All of the lines below are to be printed again exactly; images are excluded from the output.

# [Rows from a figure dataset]
--------------------

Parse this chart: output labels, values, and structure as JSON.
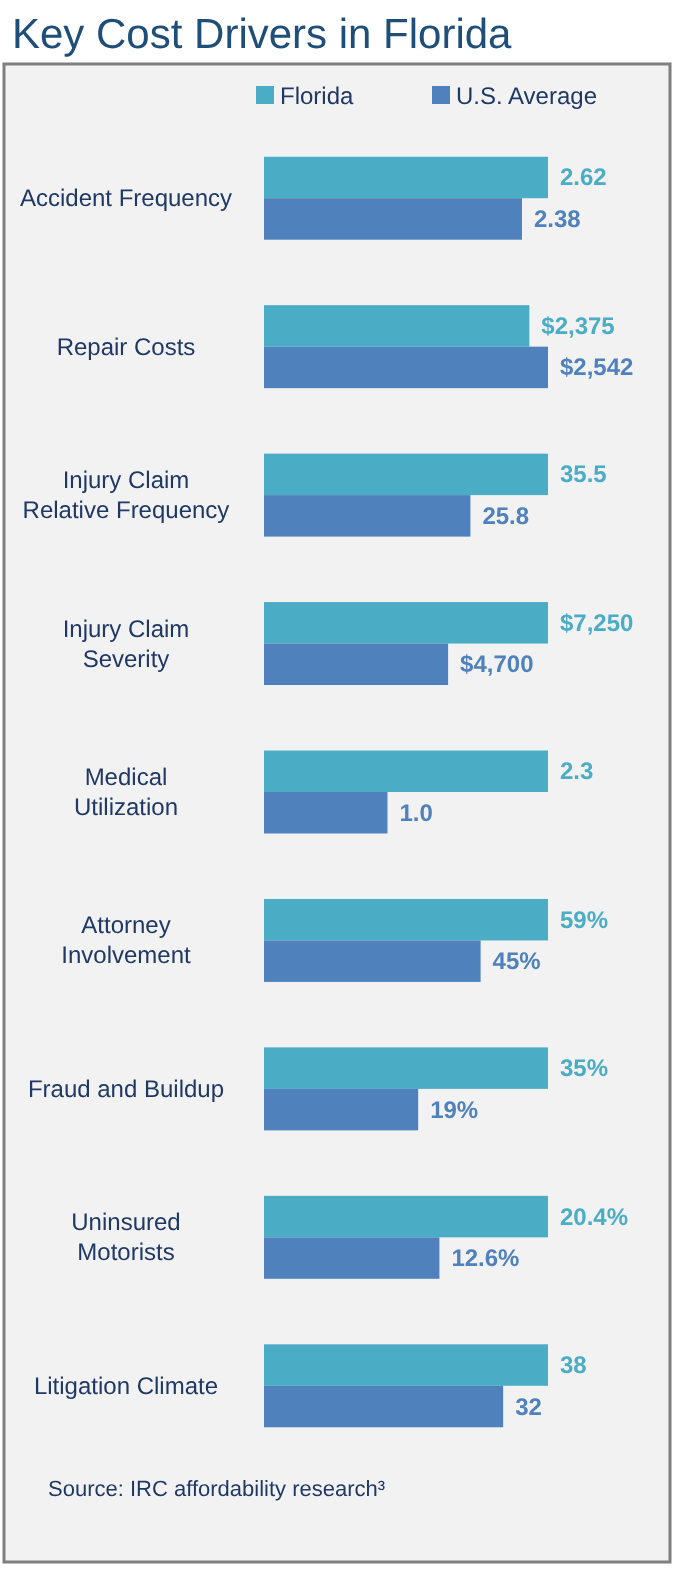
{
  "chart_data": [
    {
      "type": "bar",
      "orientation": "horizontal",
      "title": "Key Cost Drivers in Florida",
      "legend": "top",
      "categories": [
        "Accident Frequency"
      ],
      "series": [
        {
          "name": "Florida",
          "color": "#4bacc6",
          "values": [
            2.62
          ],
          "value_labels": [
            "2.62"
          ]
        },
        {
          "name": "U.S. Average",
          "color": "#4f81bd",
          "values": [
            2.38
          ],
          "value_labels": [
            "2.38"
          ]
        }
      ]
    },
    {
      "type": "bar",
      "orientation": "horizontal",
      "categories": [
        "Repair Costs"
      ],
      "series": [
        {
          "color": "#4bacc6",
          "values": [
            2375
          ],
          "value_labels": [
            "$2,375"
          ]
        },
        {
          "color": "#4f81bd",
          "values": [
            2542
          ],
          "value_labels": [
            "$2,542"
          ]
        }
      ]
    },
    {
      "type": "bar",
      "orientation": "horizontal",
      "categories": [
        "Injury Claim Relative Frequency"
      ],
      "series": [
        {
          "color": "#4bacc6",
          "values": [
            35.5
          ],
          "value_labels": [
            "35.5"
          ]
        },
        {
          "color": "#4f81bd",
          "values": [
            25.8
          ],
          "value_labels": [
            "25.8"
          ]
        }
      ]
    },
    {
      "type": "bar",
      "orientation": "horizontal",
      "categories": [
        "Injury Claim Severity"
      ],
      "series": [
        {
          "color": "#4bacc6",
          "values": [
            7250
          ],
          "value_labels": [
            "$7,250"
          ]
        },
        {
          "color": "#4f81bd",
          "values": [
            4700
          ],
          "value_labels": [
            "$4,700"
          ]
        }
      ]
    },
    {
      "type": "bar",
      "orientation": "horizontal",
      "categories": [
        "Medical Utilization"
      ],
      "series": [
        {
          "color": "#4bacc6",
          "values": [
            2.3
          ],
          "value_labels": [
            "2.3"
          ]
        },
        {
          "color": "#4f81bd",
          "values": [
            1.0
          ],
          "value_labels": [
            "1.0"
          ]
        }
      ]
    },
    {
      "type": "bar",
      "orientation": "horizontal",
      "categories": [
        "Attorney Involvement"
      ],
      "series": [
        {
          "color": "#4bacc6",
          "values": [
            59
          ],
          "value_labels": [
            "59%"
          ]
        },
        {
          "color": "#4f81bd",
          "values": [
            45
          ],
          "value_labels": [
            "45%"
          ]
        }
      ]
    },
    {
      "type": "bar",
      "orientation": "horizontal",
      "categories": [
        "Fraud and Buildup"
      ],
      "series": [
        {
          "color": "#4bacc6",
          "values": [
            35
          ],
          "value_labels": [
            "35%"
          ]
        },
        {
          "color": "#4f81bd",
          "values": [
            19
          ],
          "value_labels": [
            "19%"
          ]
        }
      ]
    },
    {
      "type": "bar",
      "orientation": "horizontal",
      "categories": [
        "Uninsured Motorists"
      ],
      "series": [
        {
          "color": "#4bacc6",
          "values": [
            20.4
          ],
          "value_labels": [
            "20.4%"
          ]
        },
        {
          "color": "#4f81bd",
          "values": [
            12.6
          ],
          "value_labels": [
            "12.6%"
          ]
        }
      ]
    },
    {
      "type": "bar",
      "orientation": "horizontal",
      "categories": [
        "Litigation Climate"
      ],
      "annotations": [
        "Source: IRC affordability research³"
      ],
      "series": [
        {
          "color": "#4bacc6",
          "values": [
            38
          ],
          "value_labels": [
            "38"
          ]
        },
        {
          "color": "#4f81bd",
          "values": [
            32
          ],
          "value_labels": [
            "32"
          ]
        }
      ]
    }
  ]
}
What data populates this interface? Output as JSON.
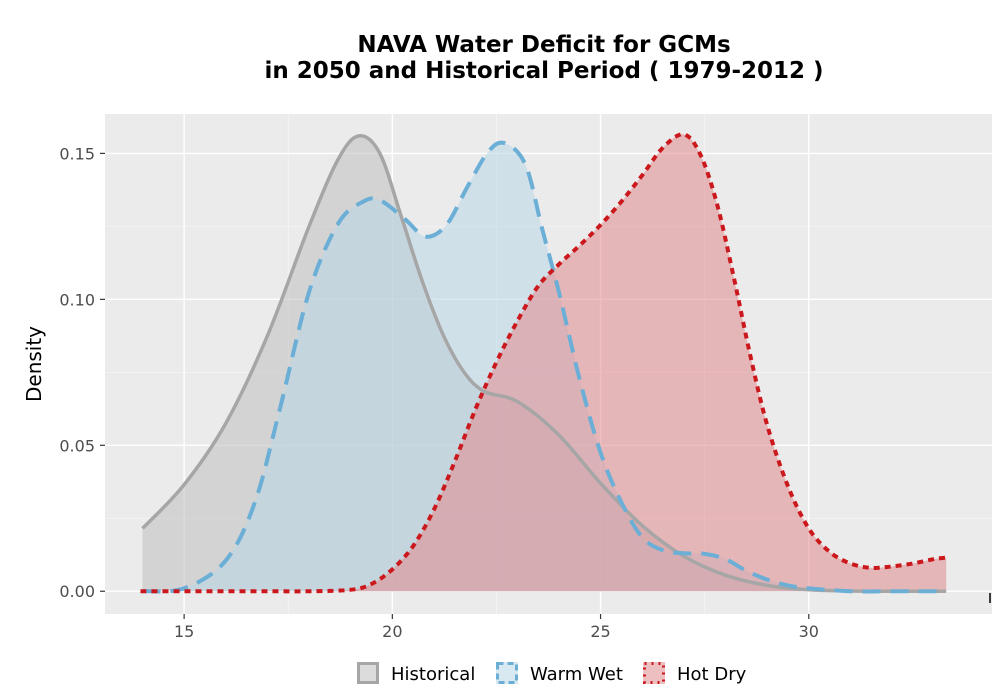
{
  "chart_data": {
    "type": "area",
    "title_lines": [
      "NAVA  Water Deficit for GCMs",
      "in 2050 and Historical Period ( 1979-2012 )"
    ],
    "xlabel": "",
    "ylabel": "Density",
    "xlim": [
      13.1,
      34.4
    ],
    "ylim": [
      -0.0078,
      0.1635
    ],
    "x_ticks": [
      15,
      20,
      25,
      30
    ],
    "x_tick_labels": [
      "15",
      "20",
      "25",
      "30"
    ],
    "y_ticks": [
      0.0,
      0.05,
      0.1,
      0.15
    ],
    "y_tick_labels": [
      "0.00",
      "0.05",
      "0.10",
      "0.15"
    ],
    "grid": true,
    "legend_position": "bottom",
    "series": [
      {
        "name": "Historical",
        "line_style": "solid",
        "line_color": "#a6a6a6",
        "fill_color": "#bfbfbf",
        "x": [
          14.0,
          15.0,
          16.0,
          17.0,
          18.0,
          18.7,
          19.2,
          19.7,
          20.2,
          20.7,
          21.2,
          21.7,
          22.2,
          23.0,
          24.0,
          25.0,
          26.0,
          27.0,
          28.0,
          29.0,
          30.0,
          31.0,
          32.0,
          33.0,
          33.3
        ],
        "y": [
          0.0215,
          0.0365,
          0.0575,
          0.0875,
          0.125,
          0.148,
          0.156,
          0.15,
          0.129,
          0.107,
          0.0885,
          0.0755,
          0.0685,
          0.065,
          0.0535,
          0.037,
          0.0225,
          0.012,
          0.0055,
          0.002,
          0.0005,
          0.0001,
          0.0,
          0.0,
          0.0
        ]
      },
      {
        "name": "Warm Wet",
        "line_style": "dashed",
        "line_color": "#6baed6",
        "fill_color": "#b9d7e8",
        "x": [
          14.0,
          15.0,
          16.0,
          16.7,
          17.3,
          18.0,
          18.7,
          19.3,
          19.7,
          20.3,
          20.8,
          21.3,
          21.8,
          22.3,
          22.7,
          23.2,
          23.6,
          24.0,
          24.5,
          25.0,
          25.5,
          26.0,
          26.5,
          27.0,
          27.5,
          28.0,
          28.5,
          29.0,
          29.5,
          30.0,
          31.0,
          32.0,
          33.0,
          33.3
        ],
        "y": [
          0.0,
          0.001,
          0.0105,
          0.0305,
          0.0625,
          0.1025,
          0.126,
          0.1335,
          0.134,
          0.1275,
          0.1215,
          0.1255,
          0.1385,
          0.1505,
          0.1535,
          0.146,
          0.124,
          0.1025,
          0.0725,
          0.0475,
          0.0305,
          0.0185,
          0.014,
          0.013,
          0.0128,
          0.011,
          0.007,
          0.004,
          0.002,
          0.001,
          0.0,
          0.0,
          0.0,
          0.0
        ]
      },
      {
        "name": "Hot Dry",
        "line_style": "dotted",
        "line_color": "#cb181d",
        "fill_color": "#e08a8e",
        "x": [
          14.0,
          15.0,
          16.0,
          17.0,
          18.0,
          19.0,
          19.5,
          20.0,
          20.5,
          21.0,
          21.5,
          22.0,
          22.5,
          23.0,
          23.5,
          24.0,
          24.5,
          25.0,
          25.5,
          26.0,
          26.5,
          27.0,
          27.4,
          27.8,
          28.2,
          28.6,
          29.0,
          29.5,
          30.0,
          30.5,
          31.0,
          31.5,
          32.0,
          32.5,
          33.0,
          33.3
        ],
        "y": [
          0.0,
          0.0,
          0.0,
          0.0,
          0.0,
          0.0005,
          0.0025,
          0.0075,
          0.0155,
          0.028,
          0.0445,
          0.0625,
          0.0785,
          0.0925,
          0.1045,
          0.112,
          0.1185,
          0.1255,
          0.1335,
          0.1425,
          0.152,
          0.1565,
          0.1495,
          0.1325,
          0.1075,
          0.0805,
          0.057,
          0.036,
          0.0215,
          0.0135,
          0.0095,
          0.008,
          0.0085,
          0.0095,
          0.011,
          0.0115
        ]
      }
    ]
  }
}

--------------------

# [RESPONSE TO THIS EXERCISE]
Parse this chart: output labels, values, and structure as JSON.
{
  "chart_data": [
    {
      "type": "bar",
      "orientation": "horizontal",
      "title": "Key Cost Drivers in Florida",
      "legend": "top",
      "categories": [
        "Accident Frequency"
      ],
      "series": [
        {
          "name": "Florida",
          "color": "#4bacc6",
          "values": [
            2.62
          ],
          "value_labels": [
            "2.62"
          ]
        },
        {
          "name": "U.S. Average",
          "color": "#4f81bd",
          "values": [
            2.38
          ],
          "value_labels": [
            "2.38"
          ]
        }
      ]
    },
    {
      "type": "bar",
      "orientation": "horizontal",
      "categories": [
        "Repair Costs"
      ],
      "series": [
        {
          "color": "#4bacc6",
          "values": [
            2375
          ],
          "value_labels": [
            "$2,375"
          ]
        },
        {
          "color": "#4f81bd",
          "values": [
            2542
          ],
          "value_labels": [
            "$2,542"
          ]
        }
      ]
    },
    {
      "type": "bar",
      "orientation": "horizontal",
      "categories": [
        "Injury Claim Relative Frequency"
      ],
      "series": [
        {
          "color": "#4bacc6",
          "values": [
            35.5
          ],
          "value_labels": [
            "35.5"
          ]
        },
        {
          "color": "#4f81bd",
          "values": [
            25.8
          ],
          "value_labels": [
            "25.8"
          ]
        }
      ]
    },
    {
      "type": "bar",
      "orientation": "horizontal",
      "categories": [
        "Injury Claim Severity"
      ],
      "series": [
        {
          "color": "#4bacc6",
          "values": [
            7250
          ],
          "value_labels": [
            "$7,250"
          ]
        },
        {
          "color": "#4f81bd",
          "values": [
            4700
          ],
          "value_labels": [
            "$4,700"
          ]
        }
      ]
    },
    {
      "type": "bar",
      "orientation": "horizontal",
      "categories": [
        "Medical Utilization"
      ],
      "series": [
        {
          "color": "#4bacc6",
          "values": [
            2.3
          ],
          "value_labels": [
            "2.3"
          ]
        },
        {
          "color": "#4f81bd",
          "values": [
            1.0
          ],
          "value_labels": [
            "1.0"
          ]
        }
      ]
    },
    {
      "type": "bar",
      "orientation": "horizontal",
      "categories": [
        "Attorney Involvement"
      ],
      "series": [
        {
          "color": "#4bacc6",
          "values": [
            59
          ],
          "value_labels": [
            "59%"
          ]
        },
        {
          "color": "#4f81bd",
          "values": [
            45
          ],
          "value_labels": [
            "45%"
          ]
        }
      ]
    },
    {
      "type": "bar",
      "orientation": "horizontal",
      "categories": [
        "Fraud and Buildup"
      ],
      "series": [
        {
          "color": "#4bacc6",
          "values": [
            35
          ],
          "value_labels": [
            "35%"
          ]
        },
        {
          "color": "#4f81bd",
          "values": [
            19
          ],
          "value_labels": [
            "19%"
          ]
        }
      ]
    },
    {
      "type": "bar",
      "orientation": "horizontal",
      "categories": [
        "Uninsured Motorists"
      ],
      "series": [
        {
          "color": "#4bacc6",
          "values": [
            20.4
          ],
          "value_labels": [
            "20.4%"
          ]
        },
        {
          "color": "#4f81bd",
          "values": [
            12.6
          ],
          "value_labels": [
            "12.6%"
          ]
        }
      ]
    },
    {
      "type": "bar",
      "orientation": "horizontal",
      "categories": [
        "Litigation Climate"
      ],
      "annotations": [
        "Source: IRC affordability research³"
      ],
      "series": [
        {
          "color": "#4bacc6",
          "values": [
            38
          ],
          "value_labels": [
            "38"
          ]
        },
        {
          "color": "#4f81bd",
          "values": [
            32
          ],
          "value_labels": [
            "32"
          ]
        }
      ]
    }
  ]
}
What data populates this interface? Output as JSON.
{
  "chart_data": {
    "type": "area",
    "title_lines": [
      "NAVA  Water Deficit for GCMs",
      "in 2050 and Historical Period ( 1979-2012 )"
    ],
    "xlabel": "",
    "ylabel": "Density",
    "xlim": [
      13.1,
      34.4
    ],
    "ylim": [
      -0.0078,
      0.1635
    ],
    "x_ticks": [
      15,
      20,
      25,
      30
    ],
    "x_tick_labels": [
      "15",
      "20",
      "25",
      "30"
    ],
    "y_ticks": [
      0.0,
      0.05,
      0.1,
      0.15
    ],
    "y_tick_labels": [
      "0.00",
      "0.05",
      "0.10",
      "0.15"
    ],
    "grid": true,
    "legend_position": "bottom",
    "series": [
      {
        "name": "Historical",
        "line_style": "solid",
        "line_color": "#a6a6a6",
        "fill_color": "#bfbfbf",
        "x": [
          14.0,
          15.0,
          16.0,
          17.0,
          18.0,
          18.7,
          19.2,
          19.7,
          20.2,
          20.7,
          21.2,
          21.7,
          22.2,
          23.0,
          24.0,
          25.0,
          26.0,
          27.0,
          28.0,
          29.0,
          30.0,
          31.0,
          32.0,
          33.0,
          33.3
        ],
        "y": [
          0.0215,
          0.0365,
          0.0575,
          0.0875,
          0.125,
          0.148,
          0.156,
          0.15,
          0.129,
          0.107,
          0.0885,
          0.0755,
          0.0685,
          0.065,
          0.0535,
          0.037,
          0.0225,
          0.012,
          0.0055,
          0.002,
          0.0005,
          0.0001,
          0.0,
          0.0,
          0.0
        ]
      },
      {
        "name": "Warm Wet",
        "line_style": "dashed",
        "line_color": "#6baed6",
        "fill_color": "#b9d7e8",
        "x": [
          14.0,
          15.0,
          16.0,
          16.7,
          17.3,
          18.0,
          18.7,
          19.3,
          19.7,
          20.3,
          20.8,
          21.3,
          21.8,
          22.3,
          22.7,
          23.2,
          23.6,
          24.0,
          24.5,
          25.0,
          25.5,
          26.0,
          26.5,
          27.0,
          27.5,
          28.0,
          28.5,
          29.0,
          29.5,
          30.0,
          31.0,
          32.0,
          33.0,
          33.3
        ],
        "y": [
          0.0,
          0.001,
          0.0105,
          0.0305,
          0.0625,
          0.1025,
          0.126,
          0.1335,
          0.134,
          0.1275,
          0.1215,
          0.1255,
          0.1385,
          0.1505,
          0.1535,
          0.146,
          0.124,
          0.1025,
          0.0725,
          0.0475,
          0.0305,
          0.0185,
          0.014,
          0.013,
          0.0128,
          0.011,
          0.007,
          0.004,
          0.002,
          0.001,
          0.0,
          0.0,
          0.0,
          0.0
        ]
      },
      {
        "name": "Hot Dry",
        "line_style": "dotted",
        "line_color": "#cb181d",
        "fill_color": "#e08a8e",
        "x": [
          14.0,
          15.0,
          16.0,
          17.0,
          18.0,
          19.0,
          19.5,
          20.0,
          20.5,
          21.0,
          21.5,
          22.0,
          22.5,
          23.0,
          23.5,
          24.0,
          24.5,
          25.0,
          25.5,
          26.0,
          26.5,
          27.0,
          27.4,
          27.8,
          28.2,
          28.6,
          29.0,
          29.5,
          30.0,
          30.5,
          31.0,
          31.5,
          32.0,
          32.5,
          33.0,
          33.3
        ],
        "y": [
          0.0,
          0.0,
          0.0,
          0.0,
          0.0,
          0.0005,
          0.0025,
          0.0075,
          0.0155,
          0.028,
          0.0445,
          0.0625,
          0.0785,
          0.0925,
          0.1045,
          0.112,
          0.1185,
          0.1255,
          0.1335,
          0.1425,
          0.152,
          0.1565,
          0.1495,
          0.1325,
          0.1075,
          0.0805,
          0.057,
          0.036,
          0.0215,
          0.0135,
          0.0095,
          0.008,
          0.0085,
          0.0095,
          0.011,
          0.0115
        ]
      }
    ]
  }
}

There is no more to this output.